■ ABOUT THIS EXERCISE
Write out the records below word for word, please.
===== THE DATA =====
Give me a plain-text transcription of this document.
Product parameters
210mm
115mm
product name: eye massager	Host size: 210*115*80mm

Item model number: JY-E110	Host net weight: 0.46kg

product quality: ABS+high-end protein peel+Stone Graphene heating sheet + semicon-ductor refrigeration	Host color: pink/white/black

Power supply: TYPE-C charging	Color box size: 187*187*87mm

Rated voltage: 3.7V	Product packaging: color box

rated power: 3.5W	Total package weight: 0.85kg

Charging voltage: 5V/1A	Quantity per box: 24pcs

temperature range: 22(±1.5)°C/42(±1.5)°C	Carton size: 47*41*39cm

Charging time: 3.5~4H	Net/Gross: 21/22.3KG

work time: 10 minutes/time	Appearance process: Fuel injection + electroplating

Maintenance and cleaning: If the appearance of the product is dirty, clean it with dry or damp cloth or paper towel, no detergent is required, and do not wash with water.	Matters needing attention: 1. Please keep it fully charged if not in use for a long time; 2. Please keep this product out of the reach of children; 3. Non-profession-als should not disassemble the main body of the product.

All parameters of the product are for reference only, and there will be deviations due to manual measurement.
=====
■ WRITTEN SOLUTION
Give me a plain-text transcription of this document.
Product parameters
210mm
115mm
product name: eye massager	Host size: 210*115*80mm

Item model number: JY-E110	Host net weight: 0.46kg

product quality: ABS+high-end protein peel+Stone Graphene heating sheet + semicon-ductor refrigeration	Host color: pink/white/black

Power supply: TYPE-C charging	Color box size: 187*187*87mm

Rated voltage: 3.7V	Product packaging: color box

rated power: 3.5W	Total package weight: 0.85kg

Charging voltage: 5V/1A	Quantity per box: 24pcs

temperature range: 22(±1.5)°C/42(±1.5)°C	Carton size: 47*41*39cm

Charging time: 3.5~4H	Net/Gross: 21/22.3KG

work time: 10 minutes/time	Appearance process: Fuel injection + electroplating

Maintenance and cleaning: If the appearance of the product is dirty, clean it with dry or damp cloth or paper towel, no detergent is required, and do not wash with water.	Matters needing attention: 1. Please keep it fully charged if not in use for a long time; 2. Please keep this product out of the reach of children; 3. Non-profession-als should not disassemble the main body of the product.

All parameters of the product are for reference only, and there will be deviations due to manual measurement.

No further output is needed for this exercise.